**TO BE DONE**
Return every row below word for word, with nothing added, dropped, or changed.

========================================

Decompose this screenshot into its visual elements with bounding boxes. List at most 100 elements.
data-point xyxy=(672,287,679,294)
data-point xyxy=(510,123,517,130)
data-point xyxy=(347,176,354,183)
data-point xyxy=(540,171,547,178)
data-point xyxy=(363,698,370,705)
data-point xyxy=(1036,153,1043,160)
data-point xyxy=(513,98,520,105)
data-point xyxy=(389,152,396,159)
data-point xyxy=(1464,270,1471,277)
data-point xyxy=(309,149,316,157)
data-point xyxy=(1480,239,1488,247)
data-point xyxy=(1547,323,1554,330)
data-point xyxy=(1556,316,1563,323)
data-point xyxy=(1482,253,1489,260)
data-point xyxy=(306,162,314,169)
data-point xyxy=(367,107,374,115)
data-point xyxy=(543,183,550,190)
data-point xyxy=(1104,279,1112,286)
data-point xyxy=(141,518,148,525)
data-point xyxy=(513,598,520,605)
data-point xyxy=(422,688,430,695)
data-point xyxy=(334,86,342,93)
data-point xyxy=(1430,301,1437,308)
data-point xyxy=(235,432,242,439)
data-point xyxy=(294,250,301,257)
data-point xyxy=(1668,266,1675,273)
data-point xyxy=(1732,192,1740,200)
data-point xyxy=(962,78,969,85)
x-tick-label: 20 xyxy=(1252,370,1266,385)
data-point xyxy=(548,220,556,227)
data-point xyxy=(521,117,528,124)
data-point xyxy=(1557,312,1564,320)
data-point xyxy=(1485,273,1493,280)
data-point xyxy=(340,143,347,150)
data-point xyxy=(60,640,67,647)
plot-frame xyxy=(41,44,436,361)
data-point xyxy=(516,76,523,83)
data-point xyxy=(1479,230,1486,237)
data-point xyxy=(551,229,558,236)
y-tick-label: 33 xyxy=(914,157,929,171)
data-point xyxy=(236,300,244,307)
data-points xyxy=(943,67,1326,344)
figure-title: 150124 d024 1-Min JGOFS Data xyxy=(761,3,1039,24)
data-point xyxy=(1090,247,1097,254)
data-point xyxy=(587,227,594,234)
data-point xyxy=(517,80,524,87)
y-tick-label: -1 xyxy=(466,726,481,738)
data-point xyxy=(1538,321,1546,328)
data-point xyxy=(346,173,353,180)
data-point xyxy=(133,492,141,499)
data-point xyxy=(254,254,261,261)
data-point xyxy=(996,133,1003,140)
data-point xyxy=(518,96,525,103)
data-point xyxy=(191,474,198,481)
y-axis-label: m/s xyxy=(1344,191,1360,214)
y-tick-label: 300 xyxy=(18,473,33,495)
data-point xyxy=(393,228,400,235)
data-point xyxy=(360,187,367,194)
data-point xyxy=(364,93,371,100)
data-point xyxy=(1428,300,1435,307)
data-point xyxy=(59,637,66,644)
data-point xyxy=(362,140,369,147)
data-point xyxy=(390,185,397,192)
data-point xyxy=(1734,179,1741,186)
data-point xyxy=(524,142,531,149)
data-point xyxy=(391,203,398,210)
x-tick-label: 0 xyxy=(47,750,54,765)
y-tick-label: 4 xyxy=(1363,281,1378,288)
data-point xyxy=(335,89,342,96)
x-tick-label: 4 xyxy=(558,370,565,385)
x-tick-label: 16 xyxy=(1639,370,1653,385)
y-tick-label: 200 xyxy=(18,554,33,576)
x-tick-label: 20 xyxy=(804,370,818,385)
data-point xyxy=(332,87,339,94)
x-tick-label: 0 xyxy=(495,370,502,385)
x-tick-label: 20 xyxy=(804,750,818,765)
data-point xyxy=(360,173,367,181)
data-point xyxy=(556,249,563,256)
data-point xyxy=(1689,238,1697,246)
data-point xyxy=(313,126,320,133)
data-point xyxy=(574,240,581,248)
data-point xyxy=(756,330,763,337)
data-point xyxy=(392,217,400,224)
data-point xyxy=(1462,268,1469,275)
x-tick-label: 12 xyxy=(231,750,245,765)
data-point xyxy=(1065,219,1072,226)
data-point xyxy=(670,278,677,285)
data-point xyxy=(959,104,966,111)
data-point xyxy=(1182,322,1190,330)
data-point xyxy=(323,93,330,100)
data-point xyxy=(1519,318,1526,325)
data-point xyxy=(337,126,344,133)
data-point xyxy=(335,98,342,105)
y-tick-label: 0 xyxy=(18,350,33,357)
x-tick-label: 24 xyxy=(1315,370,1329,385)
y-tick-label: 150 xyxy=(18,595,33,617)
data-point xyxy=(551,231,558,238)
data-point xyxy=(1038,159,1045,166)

========================================

**EXERCISE SOLUTION**
Decompose this screenshot into its visual elements with bounding boxes. List at most 100 elements.
data-point xyxy=(672,287,679,294)
data-point xyxy=(510,123,517,130)
data-point xyxy=(347,176,354,183)
data-point xyxy=(540,171,547,178)
data-point xyxy=(363,698,370,705)
data-point xyxy=(1036,153,1043,160)
data-point xyxy=(513,98,520,105)
data-point xyxy=(389,152,396,159)
data-point xyxy=(1464,270,1471,277)
data-point xyxy=(309,149,316,157)
data-point xyxy=(1480,239,1488,247)
data-point xyxy=(1547,323,1554,330)
data-point xyxy=(1556,316,1563,323)
data-point xyxy=(1482,253,1489,260)
data-point xyxy=(306,162,314,169)
data-point xyxy=(367,107,374,115)
data-point xyxy=(543,183,550,190)
data-point xyxy=(1104,279,1112,286)
data-point xyxy=(141,518,148,525)
data-point xyxy=(513,598,520,605)
data-point xyxy=(422,688,430,695)
data-point xyxy=(334,86,342,93)
data-point xyxy=(1430,301,1437,308)
data-point xyxy=(235,432,242,439)
data-point xyxy=(294,250,301,257)
data-point xyxy=(1668,266,1675,273)
data-point xyxy=(1732,192,1740,200)
data-point xyxy=(962,78,969,85)
x-tick-label: 20 xyxy=(1252,370,1266,385)
data-point xyxy=(548,220,556,227)
data-point xyxy=(521,117,528,124)
data-point xyxy=(1557,312,1564,320)
data-point xyxy=(1485,273,1493,280)
data-point xyxy=(340,143,347,150)
data-point xyxy=(60,640,67,647)
plot-frame xyxy=(41,44,436,361)
data-point xyxy=(516,76,523,83)
data-point xyxy=(1479,230,1486,237)
data-point xyxy=(551,229,558,236)
y-tick-label: 33 xyxy=(914,157,929,171)
data-point xyxy=(236,300,244,307)
data-points xyxy=(943,67,1326,344)
figure-title: 150124 d024 1-Min JGOFS Data xyxy=(761,3,1039,24)
data-point xyxy=(1090,247,1097,254)
data-point xyxy=(587,227,594,234)
data-point xyxy=(517,80,524,87)
y-tick-label: -1 xyxy=(466,726,481,738)
data-point xyxy=(1538,321,1546,328)
data-point xyxy=(346,173,353,180)
data-point xyxy=(133,492,141,499)
data-point xyxy=(254,254,261,261)
data-point xyxy=(996,133,1003,140)
data-point xyxy=(518,96,525,103)
data-point xyxy=(191,474,198,481)
y-axis-label: m/s xyxy=(1344,191,1360,214)
y-tick-label: 300 xyxy=(18,473,33,495)
data-point xyxy=(393,228,400,235)
data-point xyxy=(360,187,367,194)
data-point xyxy=(364,93,371,100)
data-point xyxy=(1428,300,1435,307)
data-point xyxy=(59,637,66,644)
data-point xyxy=(362,140,369,147)
data-point xyxy=(390,185,397,192)
data-point xyxy=(1734,179,1741,186)
data-point xyxy=(524,142,531,149)
data-point xyxy=(391,203,398,210)
x-tick-label: 0 xyxy=(47,750,54,765)
y-tick-label: 4 xyxy=(1363,281,1378,288)
data-point xyxy=(335,89,342,96)
x-tick-label: 4 xyxy=(558,370,565,385)
x-tick-label: 16 xyxy=(1639,370,1653,385)
y-tick-label: 200 xyxy=(18,554,33,576)
x-tick-label: 20 xyxy=(804,370,818,385)
data-point xyxy=(332,87,339,94)
x-tick-label: 0 xyxy=(495,370,502,385)
x-tick-label: 20 xyxy=(804,750,818,765)
data-point xyxy=(360,173,367,181)
data-point xyxy=(556,249,563,256)
data-point xyxy=(1689,238,1697,246)
data-point xyxy=(313,126,320,133)
data-point xyxy=(574,240,581,248)
data-point xyxy=(756,330,763,337)
data-point xyxy=(392,217,400,224)
data-point xyxy=(1462,268,1469,275)
x-tick-label: 12 xyxy=(231,750,245,765)
data-point xyxy=(1065,219,1072,226)
data-point xyxy=(670,278,677,285)
data-point xyxy=(959,104,966,111)
data-point xyxy=(1182,322,1190,330)
data-point xyxy=(323,93,330,100)
data-point xyxy=(1519,318,1526,325)
data-point xyxy=(337,126,344,133)
data-point xyxy=(335,98,342,105)
y-tick-label: 0 xyxy=(18,350,33,357)
x-tick-label: 24 xyxy=(1315,370,1329,385)
y-tick-label: 150 xyxy=(18,595,33,617)
data-point xyxy=(551,231,558,238)
data-point xyxy=(1038,159,1045,166)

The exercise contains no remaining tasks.